• _Problem to work on_
For each line of the data below that holds "Центр", copy the line.

● ● ●

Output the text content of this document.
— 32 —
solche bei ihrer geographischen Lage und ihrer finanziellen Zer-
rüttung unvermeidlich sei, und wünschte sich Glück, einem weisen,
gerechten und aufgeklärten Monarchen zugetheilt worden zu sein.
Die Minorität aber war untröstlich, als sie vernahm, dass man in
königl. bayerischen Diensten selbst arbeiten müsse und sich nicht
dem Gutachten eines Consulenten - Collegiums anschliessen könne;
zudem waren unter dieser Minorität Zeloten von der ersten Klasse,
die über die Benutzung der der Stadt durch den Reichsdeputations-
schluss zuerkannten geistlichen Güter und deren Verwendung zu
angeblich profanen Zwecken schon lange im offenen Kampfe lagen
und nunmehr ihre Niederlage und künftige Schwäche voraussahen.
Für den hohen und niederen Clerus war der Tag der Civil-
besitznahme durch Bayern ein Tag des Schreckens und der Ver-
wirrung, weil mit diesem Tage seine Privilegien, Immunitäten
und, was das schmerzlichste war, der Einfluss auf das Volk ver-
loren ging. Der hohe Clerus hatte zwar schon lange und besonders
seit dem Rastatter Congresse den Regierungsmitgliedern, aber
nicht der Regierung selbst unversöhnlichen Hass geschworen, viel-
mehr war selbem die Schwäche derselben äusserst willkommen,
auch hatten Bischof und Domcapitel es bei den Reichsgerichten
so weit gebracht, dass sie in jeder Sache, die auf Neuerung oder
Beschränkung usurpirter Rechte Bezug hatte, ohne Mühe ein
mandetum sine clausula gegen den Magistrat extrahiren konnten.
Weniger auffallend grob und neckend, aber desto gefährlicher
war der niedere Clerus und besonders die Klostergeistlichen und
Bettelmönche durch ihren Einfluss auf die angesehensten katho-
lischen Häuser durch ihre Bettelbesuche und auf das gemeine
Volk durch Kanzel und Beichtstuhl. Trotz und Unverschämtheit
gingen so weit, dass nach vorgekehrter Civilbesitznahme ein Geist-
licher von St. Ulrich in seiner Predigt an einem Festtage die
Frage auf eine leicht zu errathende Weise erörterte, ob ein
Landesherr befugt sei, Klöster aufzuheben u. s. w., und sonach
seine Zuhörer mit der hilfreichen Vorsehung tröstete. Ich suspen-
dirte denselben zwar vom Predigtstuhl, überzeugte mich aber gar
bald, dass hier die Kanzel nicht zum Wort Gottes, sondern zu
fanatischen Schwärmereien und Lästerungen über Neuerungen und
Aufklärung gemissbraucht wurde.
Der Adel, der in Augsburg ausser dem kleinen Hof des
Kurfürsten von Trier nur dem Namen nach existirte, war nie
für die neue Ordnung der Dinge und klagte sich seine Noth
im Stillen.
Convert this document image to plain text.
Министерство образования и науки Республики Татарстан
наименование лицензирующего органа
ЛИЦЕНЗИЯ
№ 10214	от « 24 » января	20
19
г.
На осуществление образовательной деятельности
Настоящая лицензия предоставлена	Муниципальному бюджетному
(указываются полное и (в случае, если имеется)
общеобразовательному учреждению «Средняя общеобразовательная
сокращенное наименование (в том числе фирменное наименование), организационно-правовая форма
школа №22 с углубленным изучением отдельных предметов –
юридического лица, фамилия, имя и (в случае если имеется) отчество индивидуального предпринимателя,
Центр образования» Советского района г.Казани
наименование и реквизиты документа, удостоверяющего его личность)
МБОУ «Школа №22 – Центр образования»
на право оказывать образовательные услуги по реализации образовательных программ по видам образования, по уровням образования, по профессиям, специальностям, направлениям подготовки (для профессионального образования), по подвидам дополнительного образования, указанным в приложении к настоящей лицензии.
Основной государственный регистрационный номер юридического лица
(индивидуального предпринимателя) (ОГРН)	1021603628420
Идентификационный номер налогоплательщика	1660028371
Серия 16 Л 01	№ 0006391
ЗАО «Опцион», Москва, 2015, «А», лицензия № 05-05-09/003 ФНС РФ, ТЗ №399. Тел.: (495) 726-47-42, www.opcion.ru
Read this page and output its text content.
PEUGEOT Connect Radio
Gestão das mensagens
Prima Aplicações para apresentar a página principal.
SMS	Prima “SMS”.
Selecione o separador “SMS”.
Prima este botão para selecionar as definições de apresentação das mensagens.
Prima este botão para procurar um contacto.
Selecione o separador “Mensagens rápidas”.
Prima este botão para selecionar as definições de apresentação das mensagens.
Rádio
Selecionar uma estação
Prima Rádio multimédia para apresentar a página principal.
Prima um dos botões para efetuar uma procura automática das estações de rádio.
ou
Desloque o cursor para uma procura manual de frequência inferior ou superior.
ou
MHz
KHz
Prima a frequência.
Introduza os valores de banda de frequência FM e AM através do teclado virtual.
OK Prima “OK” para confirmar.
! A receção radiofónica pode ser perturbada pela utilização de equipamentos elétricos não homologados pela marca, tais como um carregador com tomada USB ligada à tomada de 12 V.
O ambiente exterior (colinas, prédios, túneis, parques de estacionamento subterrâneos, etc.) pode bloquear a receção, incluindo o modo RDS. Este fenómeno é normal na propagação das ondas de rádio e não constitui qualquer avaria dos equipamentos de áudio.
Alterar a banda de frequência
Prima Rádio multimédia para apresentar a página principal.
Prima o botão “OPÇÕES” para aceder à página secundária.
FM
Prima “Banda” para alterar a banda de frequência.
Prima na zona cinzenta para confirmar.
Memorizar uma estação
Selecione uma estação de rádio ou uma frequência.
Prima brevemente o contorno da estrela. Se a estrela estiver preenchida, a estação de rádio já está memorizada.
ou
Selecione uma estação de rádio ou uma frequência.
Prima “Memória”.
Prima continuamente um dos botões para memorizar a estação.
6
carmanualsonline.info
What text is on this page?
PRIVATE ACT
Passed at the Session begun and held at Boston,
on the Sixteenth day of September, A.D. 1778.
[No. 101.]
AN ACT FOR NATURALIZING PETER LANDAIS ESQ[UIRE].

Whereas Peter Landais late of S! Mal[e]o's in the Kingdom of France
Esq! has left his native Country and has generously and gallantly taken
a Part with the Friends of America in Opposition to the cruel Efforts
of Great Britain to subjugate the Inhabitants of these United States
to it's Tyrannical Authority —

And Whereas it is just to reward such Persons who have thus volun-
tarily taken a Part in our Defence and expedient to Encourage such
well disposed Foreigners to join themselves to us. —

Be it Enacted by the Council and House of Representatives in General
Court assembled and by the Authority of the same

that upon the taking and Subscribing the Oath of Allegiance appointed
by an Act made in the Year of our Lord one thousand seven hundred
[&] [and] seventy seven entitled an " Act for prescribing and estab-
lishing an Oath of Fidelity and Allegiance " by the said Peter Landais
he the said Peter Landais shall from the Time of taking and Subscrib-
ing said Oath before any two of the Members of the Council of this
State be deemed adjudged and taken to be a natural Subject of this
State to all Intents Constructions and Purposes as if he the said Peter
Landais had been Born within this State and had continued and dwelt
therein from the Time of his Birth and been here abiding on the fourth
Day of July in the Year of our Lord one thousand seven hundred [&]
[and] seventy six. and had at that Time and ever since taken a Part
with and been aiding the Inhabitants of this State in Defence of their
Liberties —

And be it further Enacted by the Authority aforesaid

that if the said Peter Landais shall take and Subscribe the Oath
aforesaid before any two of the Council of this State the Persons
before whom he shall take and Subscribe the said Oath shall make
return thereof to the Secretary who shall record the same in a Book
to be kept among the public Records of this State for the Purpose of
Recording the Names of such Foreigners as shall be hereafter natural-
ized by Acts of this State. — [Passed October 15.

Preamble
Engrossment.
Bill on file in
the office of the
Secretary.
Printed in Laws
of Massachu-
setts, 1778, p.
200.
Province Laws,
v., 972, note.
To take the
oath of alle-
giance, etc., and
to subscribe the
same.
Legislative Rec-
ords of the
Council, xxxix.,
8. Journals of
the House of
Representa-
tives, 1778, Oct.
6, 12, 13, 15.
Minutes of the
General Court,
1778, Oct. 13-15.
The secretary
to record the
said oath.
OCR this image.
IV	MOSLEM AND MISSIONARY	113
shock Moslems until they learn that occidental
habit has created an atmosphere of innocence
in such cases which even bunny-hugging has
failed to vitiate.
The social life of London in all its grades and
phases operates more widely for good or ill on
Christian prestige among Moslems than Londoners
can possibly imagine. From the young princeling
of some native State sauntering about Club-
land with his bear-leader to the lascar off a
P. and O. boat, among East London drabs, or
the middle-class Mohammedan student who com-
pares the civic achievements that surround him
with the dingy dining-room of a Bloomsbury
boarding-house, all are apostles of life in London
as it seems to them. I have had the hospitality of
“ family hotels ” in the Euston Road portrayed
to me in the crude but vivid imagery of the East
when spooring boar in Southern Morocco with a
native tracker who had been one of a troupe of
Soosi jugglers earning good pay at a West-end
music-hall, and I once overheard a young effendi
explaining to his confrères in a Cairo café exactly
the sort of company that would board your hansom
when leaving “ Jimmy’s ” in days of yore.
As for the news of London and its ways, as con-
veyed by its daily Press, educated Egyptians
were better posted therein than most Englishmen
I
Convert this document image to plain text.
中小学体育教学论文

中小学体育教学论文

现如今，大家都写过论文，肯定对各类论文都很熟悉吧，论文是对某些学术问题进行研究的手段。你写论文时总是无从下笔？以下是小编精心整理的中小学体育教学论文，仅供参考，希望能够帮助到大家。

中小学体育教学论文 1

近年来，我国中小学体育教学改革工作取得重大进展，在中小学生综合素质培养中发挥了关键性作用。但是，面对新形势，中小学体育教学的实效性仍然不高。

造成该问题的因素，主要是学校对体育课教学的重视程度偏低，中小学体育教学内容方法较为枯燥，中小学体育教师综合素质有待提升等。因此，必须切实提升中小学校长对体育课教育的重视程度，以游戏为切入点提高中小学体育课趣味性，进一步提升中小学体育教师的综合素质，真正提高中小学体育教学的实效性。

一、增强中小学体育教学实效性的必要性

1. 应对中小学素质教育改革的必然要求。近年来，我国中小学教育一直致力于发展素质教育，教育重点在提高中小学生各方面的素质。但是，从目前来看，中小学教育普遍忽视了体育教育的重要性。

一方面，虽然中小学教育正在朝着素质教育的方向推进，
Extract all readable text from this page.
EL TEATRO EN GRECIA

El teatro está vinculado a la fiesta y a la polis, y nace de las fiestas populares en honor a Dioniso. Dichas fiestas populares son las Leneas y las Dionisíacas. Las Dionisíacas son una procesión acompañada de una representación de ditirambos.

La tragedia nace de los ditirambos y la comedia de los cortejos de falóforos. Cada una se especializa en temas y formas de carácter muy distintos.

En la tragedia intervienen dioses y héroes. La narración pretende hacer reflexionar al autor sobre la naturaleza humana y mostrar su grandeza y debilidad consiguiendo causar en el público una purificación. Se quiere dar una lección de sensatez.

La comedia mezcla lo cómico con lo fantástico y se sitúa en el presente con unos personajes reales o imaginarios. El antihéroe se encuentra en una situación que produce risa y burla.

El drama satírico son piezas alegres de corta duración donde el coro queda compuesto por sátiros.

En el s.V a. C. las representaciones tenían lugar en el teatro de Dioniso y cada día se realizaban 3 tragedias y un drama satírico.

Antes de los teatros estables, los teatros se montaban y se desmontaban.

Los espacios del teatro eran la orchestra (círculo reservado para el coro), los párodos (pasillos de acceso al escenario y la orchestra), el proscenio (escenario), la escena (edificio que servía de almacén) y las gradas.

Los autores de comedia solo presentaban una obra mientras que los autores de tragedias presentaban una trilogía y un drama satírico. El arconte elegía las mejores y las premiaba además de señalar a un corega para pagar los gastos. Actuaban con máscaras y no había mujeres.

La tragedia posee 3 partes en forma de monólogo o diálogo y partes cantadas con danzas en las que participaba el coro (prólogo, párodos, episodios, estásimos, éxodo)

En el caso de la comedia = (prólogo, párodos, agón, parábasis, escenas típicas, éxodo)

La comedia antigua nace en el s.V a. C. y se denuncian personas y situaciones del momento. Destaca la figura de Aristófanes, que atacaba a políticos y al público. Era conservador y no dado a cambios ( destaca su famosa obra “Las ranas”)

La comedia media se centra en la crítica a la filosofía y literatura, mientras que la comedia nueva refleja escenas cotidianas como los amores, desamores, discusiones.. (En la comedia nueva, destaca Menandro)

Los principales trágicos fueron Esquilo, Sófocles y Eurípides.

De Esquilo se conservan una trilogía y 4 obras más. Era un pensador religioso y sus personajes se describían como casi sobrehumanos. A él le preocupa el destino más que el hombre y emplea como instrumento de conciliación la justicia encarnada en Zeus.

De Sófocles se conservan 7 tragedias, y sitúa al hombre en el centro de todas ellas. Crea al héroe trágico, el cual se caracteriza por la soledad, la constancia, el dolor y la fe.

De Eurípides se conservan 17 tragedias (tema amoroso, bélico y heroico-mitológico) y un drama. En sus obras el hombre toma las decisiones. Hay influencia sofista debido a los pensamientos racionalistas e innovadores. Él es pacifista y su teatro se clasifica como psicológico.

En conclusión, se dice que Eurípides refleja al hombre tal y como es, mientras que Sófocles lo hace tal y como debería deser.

● ● ●

• _Correct output_
Центр образования» Советского района г.Казани
МБОУ «Школа №22 – Центр образования»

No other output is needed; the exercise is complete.